**** Record list ****

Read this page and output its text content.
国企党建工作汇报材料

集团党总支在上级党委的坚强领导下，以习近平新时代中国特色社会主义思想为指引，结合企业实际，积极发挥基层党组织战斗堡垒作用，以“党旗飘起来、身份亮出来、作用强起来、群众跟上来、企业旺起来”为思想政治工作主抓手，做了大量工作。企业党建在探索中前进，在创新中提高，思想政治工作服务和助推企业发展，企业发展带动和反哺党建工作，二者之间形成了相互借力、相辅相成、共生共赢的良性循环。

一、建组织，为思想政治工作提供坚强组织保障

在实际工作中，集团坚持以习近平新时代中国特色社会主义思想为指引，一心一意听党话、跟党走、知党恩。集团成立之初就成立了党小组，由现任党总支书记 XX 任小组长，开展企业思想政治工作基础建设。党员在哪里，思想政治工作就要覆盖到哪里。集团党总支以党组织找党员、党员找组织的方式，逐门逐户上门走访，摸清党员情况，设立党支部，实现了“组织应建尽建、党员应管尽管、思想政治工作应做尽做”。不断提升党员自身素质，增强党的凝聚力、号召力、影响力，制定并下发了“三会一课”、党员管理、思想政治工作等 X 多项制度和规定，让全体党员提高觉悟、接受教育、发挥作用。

****

Exercise prompt ->
Extract every line above exactly as it stands.

Solution to this task ->
Read this page and output its text content.
国企党建工作汇报材料

集团党总支在上级党委的坚强领导下，以习近平新时代中国特色社会主义思想为指引，结合企业实际，积极发挥基层党组织战斗堡垒作用，以“党旗飘起来、身份亮出来、作用强起来、群众跟上来、企业旺起来”为思想政治工作主抓手，做了大量工作。企业党建在探索中前进，在创新中提高，思想政治工作服务和助推企业发展，企业发展带动和反哺党建工作，二者之间形成了相互借力、相辅相成、共生共赢的良性循环。

一、建组织，为思想政治工作提供坚强组织保障

在实际工作中，集团坚持以习近平新时代中国特色社会主义思想为指引，一心一意听党话、跟党走、知党恩。集团成立之初就成立了党小组，由现任党总支书记 XX 任小组长，开展企业思想政治工作基础建设。党员在哪里，思想政治工作就要覆盖到哪里。集团党总支以党组织找党员、党员找组织的方式，逐门逐户上门走访，摸清党员情况，设立党支部，实现了“组织应建尽建、党员应管尽管、思想政治工作应做尽做”。不断提升党员自身素质，增强党的凝聚力、号召力、影响力，制定并下发了“三会一课”、党员管理、思想政治工作等 X 多项制度和规定，让全体党员提高觉悟、接受教育、发挥作用。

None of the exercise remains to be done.